[SUPPLIED DATA start]

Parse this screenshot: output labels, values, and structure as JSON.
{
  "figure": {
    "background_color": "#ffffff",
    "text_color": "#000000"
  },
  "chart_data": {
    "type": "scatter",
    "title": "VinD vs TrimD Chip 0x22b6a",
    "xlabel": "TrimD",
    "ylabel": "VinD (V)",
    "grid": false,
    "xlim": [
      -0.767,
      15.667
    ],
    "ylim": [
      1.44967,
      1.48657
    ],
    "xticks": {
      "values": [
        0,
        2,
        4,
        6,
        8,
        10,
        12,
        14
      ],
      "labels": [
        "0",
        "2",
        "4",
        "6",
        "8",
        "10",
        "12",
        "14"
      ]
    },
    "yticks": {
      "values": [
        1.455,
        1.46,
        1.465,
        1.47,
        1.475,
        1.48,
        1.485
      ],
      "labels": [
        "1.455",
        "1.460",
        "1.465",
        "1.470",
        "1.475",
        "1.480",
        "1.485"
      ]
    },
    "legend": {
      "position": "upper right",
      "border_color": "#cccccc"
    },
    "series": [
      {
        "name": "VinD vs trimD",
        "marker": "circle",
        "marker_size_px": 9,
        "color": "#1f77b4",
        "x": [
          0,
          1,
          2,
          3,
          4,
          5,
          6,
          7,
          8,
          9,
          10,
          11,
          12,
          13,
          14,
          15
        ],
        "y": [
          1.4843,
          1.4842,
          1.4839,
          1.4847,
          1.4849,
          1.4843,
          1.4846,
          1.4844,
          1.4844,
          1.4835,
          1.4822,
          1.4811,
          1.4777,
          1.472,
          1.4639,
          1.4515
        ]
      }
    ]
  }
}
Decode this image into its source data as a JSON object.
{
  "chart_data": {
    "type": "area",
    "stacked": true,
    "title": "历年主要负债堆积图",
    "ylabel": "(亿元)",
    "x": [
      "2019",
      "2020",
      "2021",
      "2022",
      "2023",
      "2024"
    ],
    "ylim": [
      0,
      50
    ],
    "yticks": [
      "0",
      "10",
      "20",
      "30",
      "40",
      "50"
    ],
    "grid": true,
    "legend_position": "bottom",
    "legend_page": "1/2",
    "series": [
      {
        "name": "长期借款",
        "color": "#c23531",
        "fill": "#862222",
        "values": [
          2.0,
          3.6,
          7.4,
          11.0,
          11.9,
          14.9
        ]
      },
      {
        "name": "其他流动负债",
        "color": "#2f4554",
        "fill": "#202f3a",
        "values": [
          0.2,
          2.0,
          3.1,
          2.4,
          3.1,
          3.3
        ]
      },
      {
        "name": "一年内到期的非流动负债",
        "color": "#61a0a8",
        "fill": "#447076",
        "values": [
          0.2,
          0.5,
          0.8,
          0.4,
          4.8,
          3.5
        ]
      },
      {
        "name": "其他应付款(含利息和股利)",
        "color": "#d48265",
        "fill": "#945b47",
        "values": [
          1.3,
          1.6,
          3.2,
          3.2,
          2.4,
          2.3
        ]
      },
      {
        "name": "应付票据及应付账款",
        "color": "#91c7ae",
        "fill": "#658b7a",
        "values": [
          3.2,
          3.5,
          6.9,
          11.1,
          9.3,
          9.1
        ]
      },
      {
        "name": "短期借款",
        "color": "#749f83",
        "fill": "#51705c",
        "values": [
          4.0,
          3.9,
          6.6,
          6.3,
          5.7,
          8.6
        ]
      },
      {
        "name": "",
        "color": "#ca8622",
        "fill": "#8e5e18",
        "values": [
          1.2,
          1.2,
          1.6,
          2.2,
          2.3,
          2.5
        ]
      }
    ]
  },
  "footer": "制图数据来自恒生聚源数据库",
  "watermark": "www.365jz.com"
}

[SUPPLIED DATA end]

* **DESCRIPTION OF THE TASK**
Without leaving anything out, quote all the data.

* **FINISHED EXERCISE**
Parse this screenshot: output labels, values, and structure as JSON.
{
  "figure": {
    "background_color": "#ffffff",
    "text_color": "#000000"
  },
  "chart_data": {
    "type": "scatter",
    "title": "VinD vs TrimD Chip 0x22b6a",
    "xlabel": "TrimD",
    "ylabel": "VinD (V)",
    "grid": false,
    "xlim": [
      -0.767,
      15.667
    ],
    "ylim": [
      1.44967,
      1.48657
    ],
    "xticks": {
      "values": [
        0,
        2,
        4,
        6,
        8,
        10,
        12,
        14
      ],
      "labels": [
        "0",
        "2",
        "4",
        "6",
        "8",
        "10",
        "12",
        "14"
      ]
    },
    "yticks": {
      "values": [
        1.455,
        1.46,
        1.465,
        1.47,
        1.475,
        1.48,
        1.485
      ],
      "labels": [
        "1.455",
        "1.460",
        "1.465",
        "1.470",
        "1.475",
        "1.480",
        "1.485"
      ]
    },
    "legend": {
      "position": "upper right",
      "border_color": "#cccccc"
    },
    "series": [
      {
        "name": "VinD vs trimD",
        "marker": "circle",
        "marker_size_px": 9,
        "color": "#1f77b4",
        "x": [
          0,
          1,
          2,
          3,
          4,
          5,
          6,
          7,
          8,
          9,
          10,
          11,
          12,
          13,
          14,
          15
        ],
        "y": [
          1.4843,
          1.4842,
          1.4839,
          1.4847,
          1.4849,
          1.4843,
          1.4846,
          1.4844,
          1.4844,
          1.4835,
          1.4822,
          1.4811,
          1.4777,
          1.472,
          1.4639,
          1.4515
        ]
      }
    ]
  }
}
Decode this image into its source data as a JSON object.
{
  "chart_data": {
    "type": "area",
    "stacked": true,
    "title": "历年主要负债堆积图",
    "ylabel": "(亿元)",
    "x": [
      "2019",
      "2020",
      "2021",
      "2022",
      "2023",
      "2024"
    ],
    "ylim": [
      0,
      50
    ],
    "yticks": [
      "0",
      "10",
      "20",
      "30",
      "40",
      "50"
    ],
    "grid": true,
    "legend_position": "bottom",
    "legend_page": "1/2",
    "series": [
      {
        "name": "长期借款",
        "color": "#c23531",
        "fill": "#862222",
        "values": [
          2.0,
          3.6,
          7.4,
          11.0,
          11.9,
          14.9
        ]
      },
      {
        "name": "其他流动负债",
        "color": "#2f4554",
        "fill": "#202f3a",
        "values": [
          0.2,
          2.0,
          3.1,
          2.4,
          3.1,
          3.3
        ]
      },
      {
        "name": "一年内到期的非流动负债",
        "color": "#61a0a8",
        "fill": "#447076",
        "values": [
          0.2,
          0.5,
          0.8,
          0.4,
          4.8,
          3.5
        ]
      },
      {
        "name": "其他应付款(含利息和股利)",
        "color": "#d48265",
        "fill": "#945b47",
        "values": [
          1.3,
          1.6,
          3.2,
          3.2,
          2.4,
          2.3
        ]
      },
      {
        "name": "应付票据及应付账款",
        "color": "#91c7ae",
        "fill": "#658b7a",
        "values": [
          3.2,
          3.5,
          6.9,
          11.1,
          9.3,
          9.1
        ]
      },
      {
        "name": "短期借款",
        "color": "#749f83",
        "fill": "#51705c",
        "values": [
          4.0,
          3.9,
          6.6,
          6.3,
          5.7,
          8.6
        ]
      },
      {
        "name": "",
        "color": "#ca8622",
        "fill": "#8e5e18",
        "values": [
          1.2,
          1.2,
          1.6,
          2.2,
          2.3,
          2.5
        ]
      }
    ]
  },
  "footer": "制图数据来自恒生聚源数据库",
  "watermark": "www.365jz.com"
}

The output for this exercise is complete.